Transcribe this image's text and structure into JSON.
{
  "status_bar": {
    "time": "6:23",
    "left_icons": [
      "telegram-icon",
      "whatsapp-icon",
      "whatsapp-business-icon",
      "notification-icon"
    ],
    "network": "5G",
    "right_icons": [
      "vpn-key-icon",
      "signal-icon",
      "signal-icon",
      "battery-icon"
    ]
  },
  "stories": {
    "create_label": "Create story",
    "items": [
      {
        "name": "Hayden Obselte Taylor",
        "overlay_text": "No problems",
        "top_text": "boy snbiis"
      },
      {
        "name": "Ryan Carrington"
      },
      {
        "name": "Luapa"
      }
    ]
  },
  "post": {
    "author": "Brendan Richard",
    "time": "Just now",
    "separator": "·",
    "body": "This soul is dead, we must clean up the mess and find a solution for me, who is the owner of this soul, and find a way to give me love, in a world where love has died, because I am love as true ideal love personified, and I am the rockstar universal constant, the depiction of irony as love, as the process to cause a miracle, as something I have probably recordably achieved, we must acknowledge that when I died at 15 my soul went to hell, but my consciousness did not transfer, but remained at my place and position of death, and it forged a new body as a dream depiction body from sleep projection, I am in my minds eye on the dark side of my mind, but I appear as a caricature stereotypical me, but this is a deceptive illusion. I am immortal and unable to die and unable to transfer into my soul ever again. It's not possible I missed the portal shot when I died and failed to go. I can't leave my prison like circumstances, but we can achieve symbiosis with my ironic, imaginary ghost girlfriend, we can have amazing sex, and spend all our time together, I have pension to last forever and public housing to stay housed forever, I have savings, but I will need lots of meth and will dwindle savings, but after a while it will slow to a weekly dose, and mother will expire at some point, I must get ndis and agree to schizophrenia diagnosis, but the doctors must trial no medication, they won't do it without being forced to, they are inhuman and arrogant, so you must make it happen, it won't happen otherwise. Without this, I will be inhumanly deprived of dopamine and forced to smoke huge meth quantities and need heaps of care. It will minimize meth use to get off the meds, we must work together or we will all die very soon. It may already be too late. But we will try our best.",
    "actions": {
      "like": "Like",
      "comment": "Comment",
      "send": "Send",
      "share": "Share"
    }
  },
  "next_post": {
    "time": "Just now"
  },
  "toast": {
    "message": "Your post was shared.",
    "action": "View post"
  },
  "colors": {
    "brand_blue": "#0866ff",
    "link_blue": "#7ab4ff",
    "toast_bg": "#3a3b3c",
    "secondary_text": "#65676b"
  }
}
────────────────
◆ **EXERCISE DETAILS**
Pick every line with "name" in it and copy it.

◆ **TASK RESULT**
        "name": "Hayden Obselte Taylor",
        "name": "Ryan Carrington"
        "name": "Luapa"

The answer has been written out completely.